→ Job: Your task is to repeat all of the data exactly while excluding the pictures.

→ Recorded information:
━━━
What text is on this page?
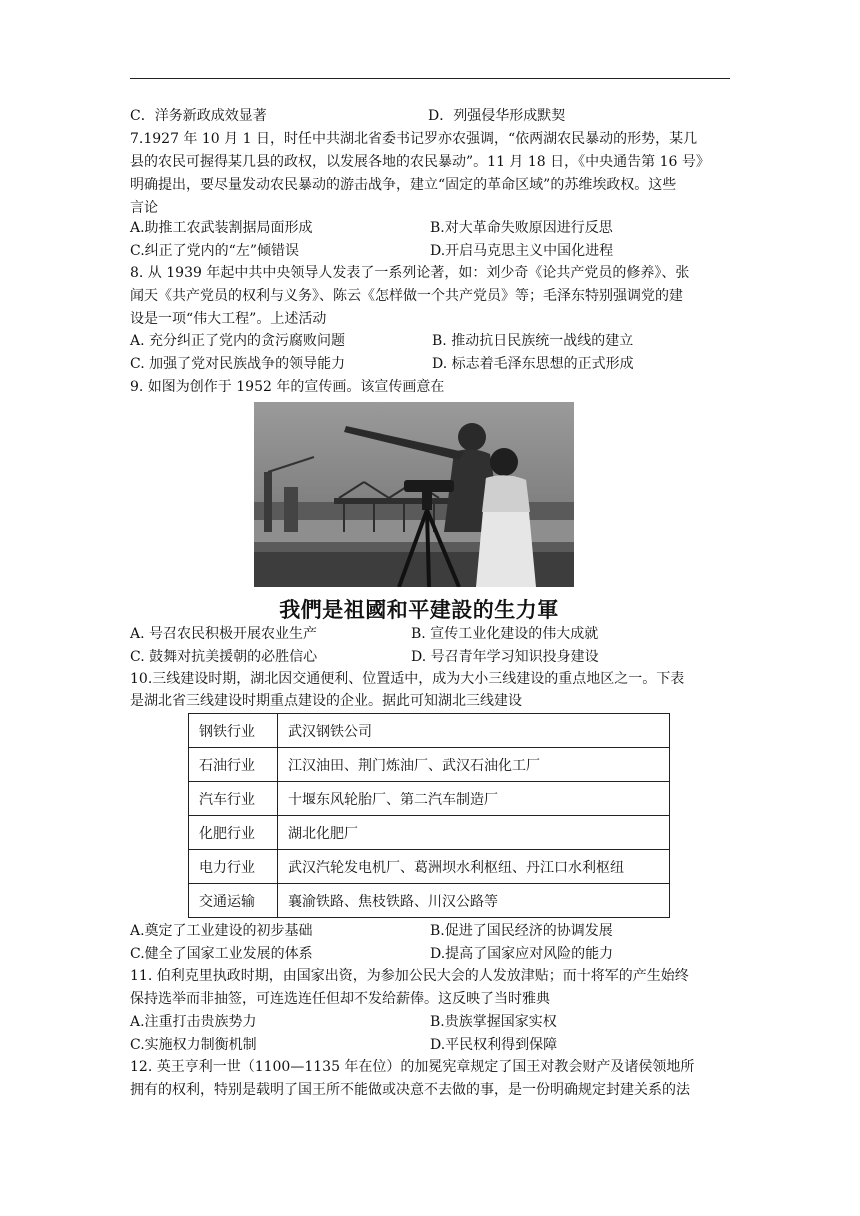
C．洋务新政成效显著	D．列强侵华形成默契
7.1927 年 10 月 1 日，时任中共湖北省委书记罗亦农强调，“依两湖农民暴动的形势，某几
县的农民可握得某几县的政权，以发展各地的农民暴动”。11 月 18 日，《中央通告第 16 号》
明确提出，要尽量发动农民暴动的游击战争，建立“固定的革命区域”的苏维埃政权。这些
言论
A.助推工农武装割据局面形成	B.对大革命失败原因进行反思
C.纠正了党内的“左”倾错误	D.开启马克思主义中国化进程
8. 从 1939 年起中共中央领导人发表了一系列论著，如：刘少奇《论共产党员的修养》、张
闻天《共产党员的权利与义务》、陈云《怎样做一个共产党员》等；毛泽东特别强调党的建
设是一项“伟大工程”。上述活动
A. 充分纠正了党内的贪污腐败问题	B. 推动抗日民族统一战线的建立
C. 加强了党对民族战争的领导能力	D. 标志着毛泽东思想的正式形成
9. 如图为创作于 1952 年的宣传画。该宣传画意在
我們是祖國和平建設的生力軍
A. 号召农民积极开展农业生产	B. 宣传工业化建设的伟大成就
C. 鼓舞对抗美援朝的必胜信心	D. 号召青年学习知识投身建设
10.三线建设时期，湖北因交通便利、位置适中，成为大小三线建设的重点地区之一。下表
是湖北省三线建设时期重点建设的企业。据此可知湖北三线建设
钢铁行业	武汉钢铁公司
石油行业	江汉油田、荆门炼油厂、武汉石油化工厂
汽车行业	十堰东风轮胎厂、第二汽车制造厂
化肥行业	湖北化肥厂
电力行业	武汉汽轮发电机厂、葛洲坝水利枢纽、丹江口水利枢纽
交通运输	襄渝铁路、焦枝铁路、川汉公路等
A.奠定了工业建设的初步基础	B.促进了国民经济的协调发展
C.健全了国家工业发展的体系	D.提高了国家应对风险的能力
11. 伯利克里执政时期，由国家出资，为参加公民大会的人发放津贴；而十将军的产生始终
保持选举而非抽签，可连选连任但却不发给薪俸。这反映了当时雅典
A.注重打击贵族势力	B.贵族掌握国家实权
C.实施权力制衡机制	D.平民权利得到保障
12. 英王亨利一世（1100—1135 年在位）的加冕宪章规定了国王对教会财产及诸侯领地所
拥有的权利，特别是载明了国王所不能做或决意不去做的事，是一份明确规定封建关系的法
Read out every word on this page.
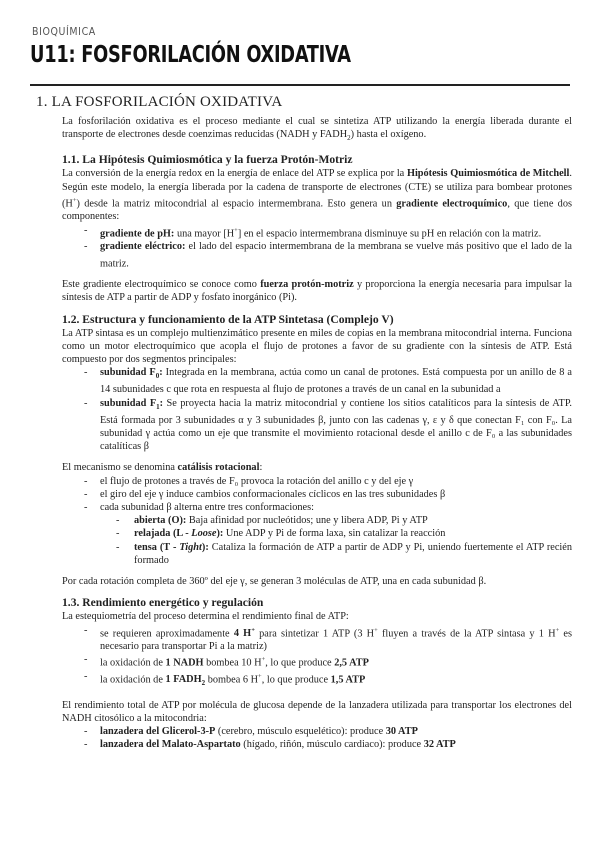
BIOQUÍMICA
U11: FOSFORILACIÓN OXIDATIVA
1. LA FOSFORILACIÓN OXIDATIVA

La fosforilación oxidativa es el proceso mediante el cual se sintetiza ATP utilizando la energía liberada durante el transporte de electrones desde coenzimas reducidas (NADH y $FADH_2$) hasta el oxígeno.

1.1. La Hipótesis Quimiosmótica y la fuerza Protón-Motriz

La conversión de la energía redox en la energía de enlace del ATP se explica por la Hipótesis Quimiosmótica de Mitchell. Según este modelo, la energía liberada por la cadena de transporte de electrones (CTE) se utiliza para bombear protones (H+) desde la matriz mitocondrial al espacio intermembrana. Esto genera un gradiente electroquímico, que tiene dos componentes:

- gradiente de pH: una mayor [H+] en el espacio intermembrana disminuye su pH en relación con la matriz.
- gradiente eléctrico: el lado del espacio intermembrana de la membrana se vuelve más positivo que el lado de la matriz.

Este gradiente electroquímico se conoce como fuerza protón-motriz y proporciona la energía necesaria para impulsar la síntesis de ATP a partir de ADP y fosfato inorgánico (Pi).

1.2. Estructura y funcionamiento de la ATP Sintetasa (Complejo V)

La ATP sintasa es un complejo multienzimático presente en miles de copias en la membrana mitocondrial interna. Funciona como un motor electroquímico que acopla el flujo de protones a favor de su gradiente con la síntesis de ATP. Está compuesto por dos segmentos principales:

- subunidad $F_0$: Integrada en la membrana, actúa como un canal de protones. Está compuesta por un anillo de 8 a 14 subunidades c que rota en respuesta al flujo de protones a través de un canal en la subunidad a
- subunidad $F_1$: Se proyecta hacia la matriz mitocondrial y contiene los sitios catalíticos para la síntesis de ATP. Está formada por 3 subunidades α y 3 subunidades β, junto con las cadenas γ, ε y δ que conectan F₁ con F₀. La subunidad γ actúa como un eje que transmite el movimiento rotacional desde el anillo c de F₀ a las subunidades catalíticas β

El mecanismo se denomina catálisis rotacional:

- el flujo de protones a través de F₀ provoca la rotación del anillo c y del eje γ
- el giro del eje γ induce cambios conformacionales cíclicos en las tres subunidades β
- cada subunidad β alterna entre tres conformaciones:
- abierta (O): Baja afinidad por nucleótidos; une y libera ADP, Pi y ATP
- relajada (L - Loose): Une ADP y Pi de forma laxa, sin catalizar la reacción
- tensa (T - Tight): Cataliza la formación de ATP a partir de ADP y Pi, uniendo fuertemente el ATP recién formado

Por cada rotación completa de 360º del eje γ, se generan 3 moléculas de ATP, una en cada subunidad β.

1.3. Rendimiento energético y regulación

La estequiometría del proceso determina el rendimiento final de ATP:

- se requieren aproximadamente 4 H+ para sintetizar 1 ATP (3 H+ fluyen a través de la ATP sintasa y 1 H+ es necesario para transportar Pi a la matriz)
- la oxidación de 1 NADH bombea 10 H+, lo que produce 2,5 ATP
- la oxidación de 1 $FADH_2$ bombea 6 H+, lo que produce 1,5 ATP

El rendimiento total de ATP por molécula de glucosa depende de la lanzadera utilizada para transportar los electrones del NADH citosólico a la mitocondria:

- lanzadera del Glicerol-3-P (cerebro, músculo esquelético): produce 30 ATP
- lanzadera del Malato-Aspartato (hígado, riñón, músculo cardiaco): produce 32 ATP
━━━
→ Correct result:
What text is on this page?
C．洋务新政成效显著	D．列强侵华形成默契
7.1927 年 10 月 1 日，时任中共湖北省委书记罗亦农强调，“依两湖农民暴动的形势，某几
县的农民可握得某几县的政权，以发展各地的农民暴动”。11 月 18 日，《中央通告第 16 号》
明确提出，要尽量发动农民暴动的游击战争，建立“固定的革命区域”的苏维埃政权。这些
言论
A.助推工农武装割据局面形成	B.对大革命失败原因进行反思
C.纠正了党内的“左”倾错误	D.开启马克思主义中国化进程
8. 从 1939 年起中共中央领导人发表了一系列论著，如：刘少奇《论共产党员的修养》、张
闻天《共产党员的权利与义务》、陈云《怎样做一个共产党员》等；毛泽东特别强调党的建
设是一项“伟大工程”。上述活动
A. 充分纠正了党内的贪污腐败问题	B. 推动抗日民族统一战线的建立
C. 加强了党对民族战争的领导能力	D. 标志着毛泽东思想的正式形成
9. 如图为创作于 1952 年的宣传画。该宣传画意在
我們是祖國和平建設的生力軍
A. 号召农民积极开展农业生产	B. 宣传工业化建设的伟大成就
C. 鼓舞对抗美援朝的必胜信心	D. 号召青年学习知识投身建设
10.三线建设时期，湖北因交通便利、位置适中，成为大小三线建设的重点地区之一。下表
是湖北省三线建设时期重点建设的企业。据此可知湖北三线建设
钢铁行业	武汉钢铁公司
石油行业	江汉油田、荆门炼油厂、武汉石油化工厂
汽车行业	十堰东风轮胎厂、第二汽车制造厂
化肥行业	湖北化肥厂
电力行业	武汉汽轮发电机厂、葛洲坝水利枢纽、丹江口水利枢纽
交通运输	襄渝铁路、焦枝铁路、川汉公路等
A.奠定了工业建设的初步基础	B.促进了国民经济的协调发展
C.健全了国家工业发展的体系	D.提高了国家应对风险的能力
11. 伯利克里执政时期，由国家出资，为参加公民大会的人发放津贴；而十将军的产生始终
保持选举而非抽签，可连选连任但却不发给薪俸。这反映了当时雅典
A.注重打击贵族势力	B.贵族掌握国家实权
C.实施权力制衡机制	D.平民权利得到保障
12. 英王亨利一世（1100—1135 年在位）的加冕宪章规定了国王对教会财产及诸侯领地所
拥有的权利，特别是载明了国王所不能做或决意不去做的事，是一份明确规定封建关系的法
Read out every word on this page.
BIOQUÍMICA
U11: FOSFORILACIÓN OXIDATIVA
1. LA FOSFORILACIÓN OXIDATIVA

La fosforilación oxidativa es el proceso mediante el cual se sintetiza ATP utilizando la energía liberada durante el transporte de electrones desde coenzimas reducidas (NADH y $FADH_2$) hasta el oxígeno.

1.1. La Hipótesis Quimiosmótica y la fuerza Protón-Motriz

La conversión de la energía redox en la energía de enlace del ATP se explica por la Hipótesis Quimiosmótica de Mitchell. Según este modelo, la energía liberada por la cadena de transporte de electrones (CTE) se utiliza para bombear protones (H+) desde la matriz mitocondrial al espacio intermembrana. Esto genera un gradiente electroquímico, que tiene dos componentes:

- gradiente de pH: una mayor [H+] en el espacio intermembrana disminuye su pH en relación con la matriz.
- gradiente eléctrico: el lado del espacio intermembrana de la membrana se vuelve más positivo que el lado de la matriz.

Este gradiente electroquímico se conoce como fuerza protón-motriz y proporciona la energía necesaria para impulsar la síntesis de ATP a partir de ADP y fosfato inorgánico (Pi).

1.2. Estructura y funcionamiento de la ATP Sintetasa (Complejo V)

La ATP sintasa es un complejo multienzimático presente en miles de copias en la membrana mitocondrial interna. Funciona como un motor electroquímico que acopla el flujo de protones a favor de su gradiente con la síntesis de ATP. Está compuesto por dos segmentos principales:

- subunidad $F_0$: Integrada en la membrana, actúa como un canal de protones. Está compuesta por un anillo de 8 a 14 subunidades c que rota en respuesta al flujo de protones a través de un canal en la subunidad a
- subunidad $F_1$: Se proyecta hacia la matriz mitocondrial y contiene los sitios catalíticos para la síntesis de ATP. Está formada por 3 subunidades α y 3 subunidades β, junto con las cadenas γ, ε y δ que conectan F₁ con F₀. La subunidad γ actúa como un eje que transmite el movimiento rotacional desde el anillo c de F₀ a las subunidades catalíticas β

El mecanismo se denomina catálisis rotacional:

- el flujo de protones a través de F₀ provoca la rotación del anillo c y del eje γ
- el giro del eje γ induce cambios conformacionales cíclicos en las tres subunidades β
- cada subunidad β alterna entre tres conformaciones:
- abierta (O): Baja afinidad por nucleótidos; une y libera ADP, Pi y ATP
- relajada (L - Loose): Une ADP y Pi de forma laxa, sin catalizar la reacción
- tensa (T - Tight): Cataliza la formación de ATP a partir de ADP y Pi, uniendo fuertemente el ATP recién formado

Por cada rotación completa de 360º del eje γ, se generan 3 moléculas de ATP, una en cada subunidad β.

1.3. Rendimiento energético y regulación

La estequiometría del proceso determina el rendimiento final de ATP:

- se requieren aproximadamente 4 H+ para sintetizar 1 ATP (3 H+ fluyen a través de la ATP sintasa y 1 H+ es necesario para transportar Pi a la matriz)
- la oxidación de 1 NADH bombea 10 H+, lo que produce 2,5 ATP
- la oxidación de 1 $FADH_2$ bombea 6 H+, lo que produce 1,5 ATP

El rendimiento total de ATP por molécula de glucosa depende de la lanzadera utilizada para transportar los electrones del NADH citosólico a la mitocondria:

- lanzadera del Glicerol-3-P (cerebro, músculo esquelético): produce 30 ATP
- lanzadera del Malato-Aspartato (hígado, riñón, músculo cardiaco): produce 32 ATP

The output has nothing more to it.